━━━ Given information

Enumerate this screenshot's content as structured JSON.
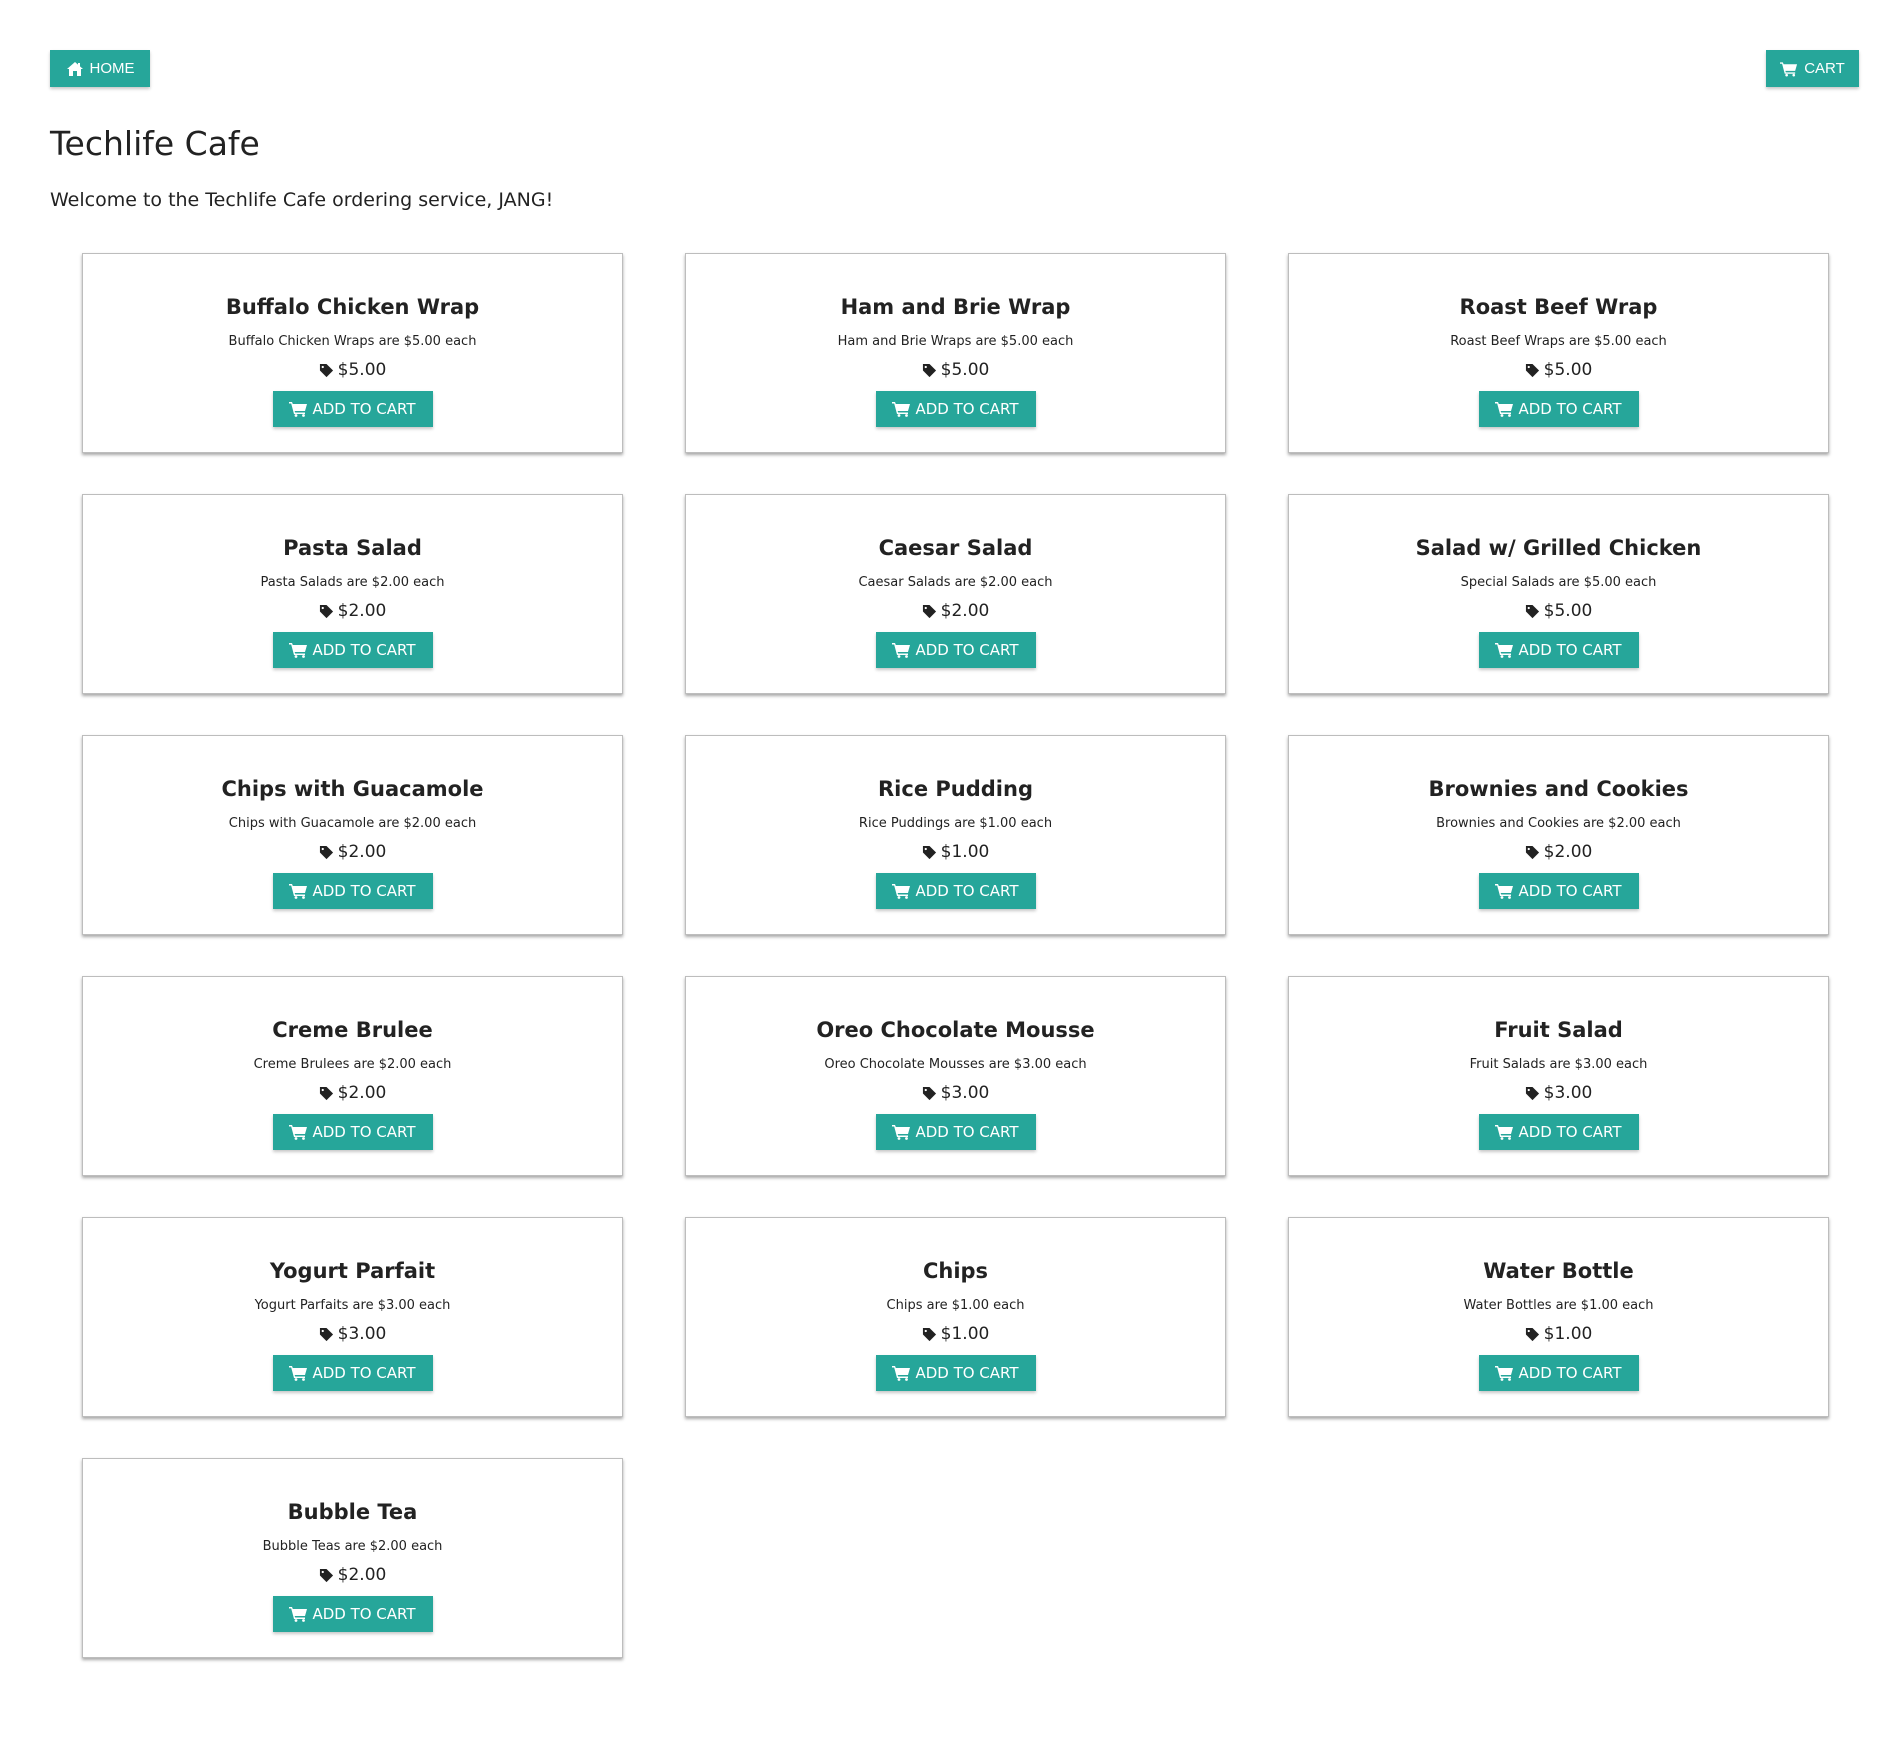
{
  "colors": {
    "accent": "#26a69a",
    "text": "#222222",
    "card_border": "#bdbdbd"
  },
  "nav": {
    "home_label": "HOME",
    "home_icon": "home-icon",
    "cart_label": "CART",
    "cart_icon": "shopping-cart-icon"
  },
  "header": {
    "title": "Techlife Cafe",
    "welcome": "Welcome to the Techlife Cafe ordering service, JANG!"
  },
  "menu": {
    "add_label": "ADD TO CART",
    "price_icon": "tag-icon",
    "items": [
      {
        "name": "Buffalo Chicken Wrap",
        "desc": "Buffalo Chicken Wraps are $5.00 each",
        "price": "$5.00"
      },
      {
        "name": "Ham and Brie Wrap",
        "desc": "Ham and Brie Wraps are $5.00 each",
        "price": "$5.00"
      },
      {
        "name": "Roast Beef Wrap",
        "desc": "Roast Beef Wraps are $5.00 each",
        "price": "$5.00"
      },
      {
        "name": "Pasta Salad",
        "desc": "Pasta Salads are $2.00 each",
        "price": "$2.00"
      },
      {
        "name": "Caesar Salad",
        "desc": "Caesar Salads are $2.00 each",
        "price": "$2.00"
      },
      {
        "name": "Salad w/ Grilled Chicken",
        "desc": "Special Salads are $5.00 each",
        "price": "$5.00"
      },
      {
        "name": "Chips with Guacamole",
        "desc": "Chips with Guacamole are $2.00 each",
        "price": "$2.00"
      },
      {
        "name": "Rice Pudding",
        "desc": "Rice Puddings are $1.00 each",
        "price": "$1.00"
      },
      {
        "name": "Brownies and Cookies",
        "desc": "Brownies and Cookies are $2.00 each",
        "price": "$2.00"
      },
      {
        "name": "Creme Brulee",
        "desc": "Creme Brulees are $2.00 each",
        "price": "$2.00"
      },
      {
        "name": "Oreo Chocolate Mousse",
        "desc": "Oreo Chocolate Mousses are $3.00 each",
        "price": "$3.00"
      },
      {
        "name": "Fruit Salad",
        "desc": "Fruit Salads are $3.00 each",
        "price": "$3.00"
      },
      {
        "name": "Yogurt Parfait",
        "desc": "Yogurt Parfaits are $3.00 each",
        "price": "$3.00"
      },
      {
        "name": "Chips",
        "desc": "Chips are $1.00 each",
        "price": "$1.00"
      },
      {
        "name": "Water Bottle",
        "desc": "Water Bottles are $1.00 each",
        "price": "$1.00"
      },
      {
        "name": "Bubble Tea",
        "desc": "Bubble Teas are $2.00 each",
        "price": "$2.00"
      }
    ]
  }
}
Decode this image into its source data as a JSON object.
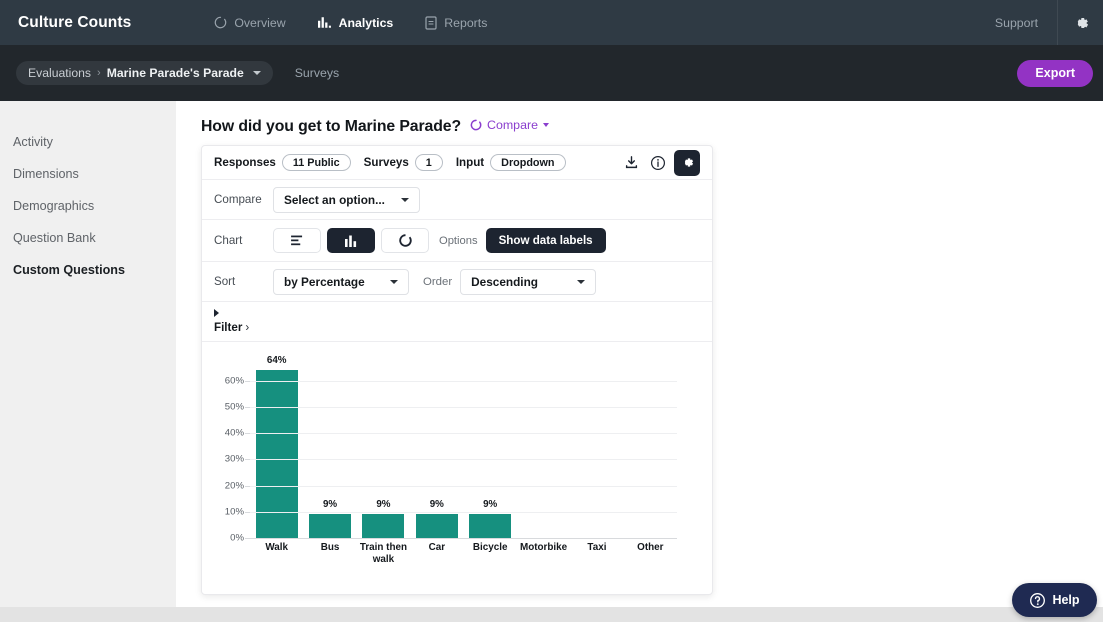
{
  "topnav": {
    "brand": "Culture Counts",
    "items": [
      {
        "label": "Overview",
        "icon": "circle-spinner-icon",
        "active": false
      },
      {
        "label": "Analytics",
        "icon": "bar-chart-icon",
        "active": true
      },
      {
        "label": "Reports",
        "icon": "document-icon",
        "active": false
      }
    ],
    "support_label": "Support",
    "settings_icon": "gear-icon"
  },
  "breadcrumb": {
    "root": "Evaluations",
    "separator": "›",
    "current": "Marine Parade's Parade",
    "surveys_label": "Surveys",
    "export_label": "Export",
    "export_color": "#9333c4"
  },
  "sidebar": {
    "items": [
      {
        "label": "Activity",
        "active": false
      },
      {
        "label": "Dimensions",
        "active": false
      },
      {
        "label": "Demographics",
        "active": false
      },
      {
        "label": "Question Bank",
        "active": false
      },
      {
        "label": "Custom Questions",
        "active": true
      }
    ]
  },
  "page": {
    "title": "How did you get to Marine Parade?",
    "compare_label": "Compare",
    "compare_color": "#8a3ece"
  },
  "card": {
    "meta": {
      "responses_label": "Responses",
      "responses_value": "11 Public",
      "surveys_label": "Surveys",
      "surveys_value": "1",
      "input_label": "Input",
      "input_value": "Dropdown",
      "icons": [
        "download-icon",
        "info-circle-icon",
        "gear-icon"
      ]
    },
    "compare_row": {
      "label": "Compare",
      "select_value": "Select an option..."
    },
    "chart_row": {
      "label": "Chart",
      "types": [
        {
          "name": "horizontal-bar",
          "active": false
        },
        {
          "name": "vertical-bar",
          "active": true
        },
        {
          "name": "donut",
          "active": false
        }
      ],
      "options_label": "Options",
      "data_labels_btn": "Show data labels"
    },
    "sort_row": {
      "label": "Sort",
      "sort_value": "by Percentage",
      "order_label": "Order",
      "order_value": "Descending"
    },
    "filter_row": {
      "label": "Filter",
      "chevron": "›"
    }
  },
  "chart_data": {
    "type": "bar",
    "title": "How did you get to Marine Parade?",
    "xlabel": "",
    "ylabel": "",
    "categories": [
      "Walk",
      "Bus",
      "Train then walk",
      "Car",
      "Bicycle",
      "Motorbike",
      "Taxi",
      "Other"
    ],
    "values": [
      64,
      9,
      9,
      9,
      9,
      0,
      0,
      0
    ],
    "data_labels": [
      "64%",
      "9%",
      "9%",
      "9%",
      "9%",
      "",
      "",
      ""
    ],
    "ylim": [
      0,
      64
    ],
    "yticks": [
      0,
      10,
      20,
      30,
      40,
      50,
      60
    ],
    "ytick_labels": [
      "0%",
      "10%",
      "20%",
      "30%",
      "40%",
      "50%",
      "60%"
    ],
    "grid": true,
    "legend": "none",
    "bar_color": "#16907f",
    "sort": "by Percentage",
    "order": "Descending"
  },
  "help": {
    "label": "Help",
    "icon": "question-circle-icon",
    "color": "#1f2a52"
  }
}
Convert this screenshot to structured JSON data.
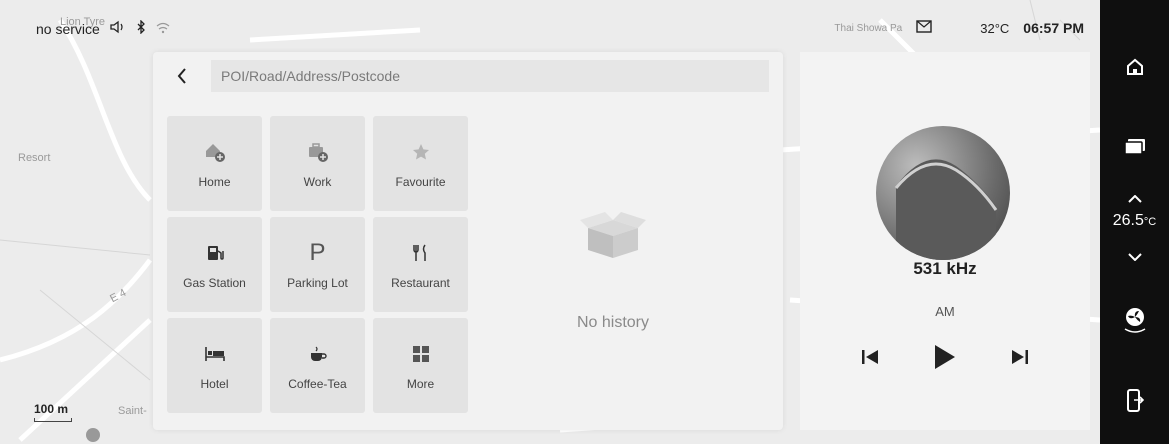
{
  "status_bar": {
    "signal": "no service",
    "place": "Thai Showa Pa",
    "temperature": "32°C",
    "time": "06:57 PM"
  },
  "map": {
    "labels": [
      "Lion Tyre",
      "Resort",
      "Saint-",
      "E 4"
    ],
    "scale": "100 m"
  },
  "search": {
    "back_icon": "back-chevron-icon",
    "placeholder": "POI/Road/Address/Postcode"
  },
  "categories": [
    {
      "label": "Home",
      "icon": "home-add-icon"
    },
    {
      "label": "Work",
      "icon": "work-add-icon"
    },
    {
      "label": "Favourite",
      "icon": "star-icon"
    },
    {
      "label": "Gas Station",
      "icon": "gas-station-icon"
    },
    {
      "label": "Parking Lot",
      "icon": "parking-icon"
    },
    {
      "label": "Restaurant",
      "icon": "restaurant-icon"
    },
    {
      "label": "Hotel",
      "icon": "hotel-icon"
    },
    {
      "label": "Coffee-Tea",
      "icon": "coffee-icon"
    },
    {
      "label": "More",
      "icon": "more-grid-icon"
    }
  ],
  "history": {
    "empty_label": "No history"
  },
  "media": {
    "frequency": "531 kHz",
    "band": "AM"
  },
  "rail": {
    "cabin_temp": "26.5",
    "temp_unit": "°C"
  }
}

━━━━━━

§ Written task
Reproduce the entries above exactly. Do not include the images.

§ Correct answer
Enumerate this screenshot's content as structured JSON.
{
  "colors": {
    "accent": "#26a69a",
    "text": "#222222",
    "card_border": "#bdbdbd"
  },
  "nav": {
    "home_label": "HOME",
    "home_icon": "home-icon",
    "cart_label": "CART",
    "cart_icon": "shopping-cart-icon"
  },
  "header": {
    "title": "Techlife Cafe",
    "welcome": "Welcome to the Techlife Cafe ordering service, JANG!"
  },
  "menu": {
    "add_label": "ADD TO CART",
    "price_icon": "tag-icon",
    "items": [
      {
        "name": "Buffalo Chicken Wrap",
        "desc": "Buffalo Chicken Wraps are $5.00 each",
        "price": "$5.00"
      },
      {
        "name": "Ham and Brie Wrap",
        "desc": "Ham and Brie Wraps are $5.00 each",
        "price": "$5.00"
      },
      {
        "name": "Roast Beef Wrap",
        "desc": "Roast Beef Wraps are $5.00 each",
        "price": "$5.00"
      },
      {
        "name": "Pasta Salad",
        "desc": "Pasta Salads are $2.00 each",
        "price": "$2.00"
      },
      {
        "name": "Caesar Salad",
        "desc": "Caesar Salads are $2.00 each",
        "price": "$2.00"
      },
      {
        "name": "Salad w/ Grilled Chicken",
        "desc": "Special Salads are $5.00 each",
        "price": "$5.00"
      },
      {
        "name": "Chips with Guacamole",
        "desc": "Chips with Guacamole are $2.00 each",
        "price": "$2.00"
      },
      {
        "name": "Rice Pudding",
        "desc": "Rice Puddings are $1.00 each",
        "price": "$1.00"
      },
      {
        "name": "Brownies and Cookies",
        "desc": "Brownies and Cookies are $2.00 each",
        "price": "$2.00"
      },
      {
        "name": "Creme Brulee",
        "desc": "Creme Brulees are $2.00 each",
        "price": "$2.00"
      },
      {
        "name": "Oreo Chocolate Mousse",
        "desc": "Oreo Chocolate Mousses are $3.00 each",
        "price": "$3.00"
      },
      {
        "name": "Fruit Salad",
        "desc": "Fruit Salads are $3.00 each",
        "price": "$3.00"
      },
      {
        "name": "Yogurt Parfait",
        "desc": "Yogurt Parfaits are $3.00 each",
        "price": "$3.00"
      },
      {
        "name": "Chips",
        "desc": "Chips are $1.00 each",
        "price": "$1.00"
      },
      {
        "name": "Water Bottle",
        "desc": "Water Bottles are $1.00 each",
        "price": "$1.00"
      },
      {
        "name": "Bubble Tea",
        "desc": "Bubble Teas are $2.00 each",
        "price": "$2.00"
      }
    ]
  }
}
Decode this image into its source data as a JSON object.
{
  "topnav": {
    "brand": "Culture Counts",
    "items": [
      {
        "label": "Overview",
        "icon": "circle-spinner-icon",
        "active": false
      },
      {
        "label": "Analytics",
        "icon": "bar-chart-icon",
        "active": true
      },
      {
        "label": "Reports",
        "icon": "document-icon",
        "active": false
      }
    ],
    "support_label": "Support",
    "settings_icon": "gear-icon"
  },
  "breadcrumb": {
    "root": "Evaluations",
    "separator": "›",
    "current": "Marine Parade's Parade",
    "surveys_label": "Surveys",
    "export_label": "Export",
    "export_color": "#9333c4"
  },
  "sidebar": {
    "items": [
      {
        "label": "Activity",
        "active": false
      },
      {
        "label": "Dimensions",
        "active": false
      },
      {
        "label": "Demographics",
        "active": false
      },
      {
        "label": "Question Bank",
        "active": false
      },
      {
        "label": "Custom Questions",
        "active": true
      }
    ]
  },
  "page": {
    "title": "How did you get to Marine Parade?",
    "compare_label": "Compare",
    "compare_color": "#8a3ece"
  },
  "card": {
    "meta": {
      "responses_label": "Responses",
      "responses_value": "11 Public",
      "surveys_label": "Surveys",
      "surveys_value": "1",
      "input_label": "Input",
      "input_value": "Dropdown",
      "icons": [
        "download-icon",
        "info-circle-icon",
        "gear-icon"
      ]
    },
    "compare_row": {
      "label": "Compare",
      "select_value": "Select an option..."
    },
    "chart_row": {
      "label": "Chart",
      "types": [
        {
          "name": "horizontal-bar",
          "active": false
        },
        {
          "name": "vertical-bar",
          "active": true
        },
        {
          "name": "donut",
          "active": false
        }
      ],
      "options_label": "Options",
      "data_labels_btn": "Show data labels"
    },
    "sort_row": {
      "label": "Sort",
      "sort_value": "by Percentage",
      "order_label": "Order",
      "order_value": "Descending"
    },
    "filter_row": {
      "label": "Filter",
      "chevron": "›"
    }
  },
  "chart_data": {
    "type": "bar",
    "title": "How did you get to Marine Parade?",
    "xlabel": "",
    "ylabel": "",
    "categories": [
      "Walk",
      "Bus",
      "Train then walk",
      "Car",
      "Bicycle",
      "Motorbike",
      "Taxi",
      "Other"
    ],
    "values": [
      64,
      9,
      9,
      9,
      9,
      0,
      0,
      0
    ],
    "data_labels": [
      "64%",
      "9%",
      "9%",
      "9%",
      "9%",
      "",
      "",
      ""
    ],
    "ylim": [
      0,
      64
    ],
    "yticks": [
      0,
      10,
      20,
      30,
      40,
      50,
      60
    ],
    "ytick_labels": [
      "0%",
      "10%",
      "20%",
      "30%",
      "40%",
      "50%",
      "60%"
    ],
    "grid": true,
    "legend": "none",
    "bar_color": "#16907f",
    "sort": "by Percentage",
    "order": "Descending"
  },
  "help": {
    "label": "Help",
    "icon": "question-circle-icon",
    "color": "#1f2a52"
  }
}
Convert this screenshot to structured JSON data.
{
  "status_bar": {
    "signal": "no service",
    "place": "Thai Showa Pa",
    "temperature": "32°C",
    "time": "06:57 PM"
  },
  "map": {
    "labels": [
      "Lion Tyre",
      "Resort",
      "Saint-",
      "E 4"
    ],
    "scale": "100 m"
  },
  "search": {
    "back_icon": "back-chevron-icon",
    "placeholder": "POI/Road/Address/Postcode"
  },
  "categories": [
    {
      "label": "Home",
      "icon": "home-add-icon"
    },
    {
      "label": "Work",
      "icon": "work-add-icon"
    },
    {
      "label": "Favourite",
      "icon": "star-icon"
    },
    {
      "label": "Gas Station",
      "icon": "gas-station-icon"
    },
    {
      "label": "Parking Lot",
      "icon": "parking-icon"
    },
    {
      "label": "Restaurant",
      "icon": "restaurant-icon"
    },
    {
      "label": "Hotel",
      "icon": "hotel-icon"
    },
    {
      "label": "Coffee-Tea",
      "icon": "coffee-icon"
    },
    {
      "label": "More",
      "icon": "more-grid-icon"
    }
  ],
  "history": {
    "empty_label": "No history"
  },
  "media": {
    "frequency": "531 kHz",
    "band": "AM"
  },
  "rail": {
    "cabin_temp": "26.5",
    "temp_unit": "°C"
  }
}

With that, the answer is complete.